§ **Given request**: Beneath this task is a listing; retype all of it exactly.

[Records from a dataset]
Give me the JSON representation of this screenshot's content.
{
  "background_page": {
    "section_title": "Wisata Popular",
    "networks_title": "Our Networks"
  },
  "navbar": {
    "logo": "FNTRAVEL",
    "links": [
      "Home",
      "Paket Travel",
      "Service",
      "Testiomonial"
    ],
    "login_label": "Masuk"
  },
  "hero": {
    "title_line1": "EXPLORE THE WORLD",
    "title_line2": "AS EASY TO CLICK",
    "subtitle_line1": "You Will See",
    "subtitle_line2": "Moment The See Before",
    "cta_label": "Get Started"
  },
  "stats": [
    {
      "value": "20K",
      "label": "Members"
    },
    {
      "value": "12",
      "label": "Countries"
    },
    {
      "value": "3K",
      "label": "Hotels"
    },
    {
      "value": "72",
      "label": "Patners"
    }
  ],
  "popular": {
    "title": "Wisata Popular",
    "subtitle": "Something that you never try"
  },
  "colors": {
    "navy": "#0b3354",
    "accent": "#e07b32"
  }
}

§ **Finished task**:
Give me the JSON representation of this screenshot's content.
{
  "background_page": {
    "section_title": "Wisata Popular",
    "networks_title": "Our Networks"
  },
  "navbar": {
    "logo": "FNTRAVEL",
    "links": [
      "Home",
      "Paket Travel",
      "Service",
      "Testiomonial"
    ],
    "login_label": "Masuk"
  },
  "hero": {
    "title_line1": "EXPLORE THE WORLD",
    "title_line2": "AS EASY TO CLICK",
    "subtitle_line1": "You Will See",
    "subtitle_line2": "Moment The See Before",
    "cta_label": "Get Started"
  },
  "stats": [
    {
      "value": "20K",
      "label": "Members"
    },
    {
      "value": "12",
      "label": "Countries"
    },
    {
      "value": "3K",
      "label": "Hotels"
    },
    {
      "value": "72",
      "label": "Patners"
    }
  ],
  "popular": {
    "title": "Wisata Popular",
    "subtitle": "Something that you never try"
  },
  "colors": {
    "navy": "#0b3354",
    "accent": "#e07b32"
  }
}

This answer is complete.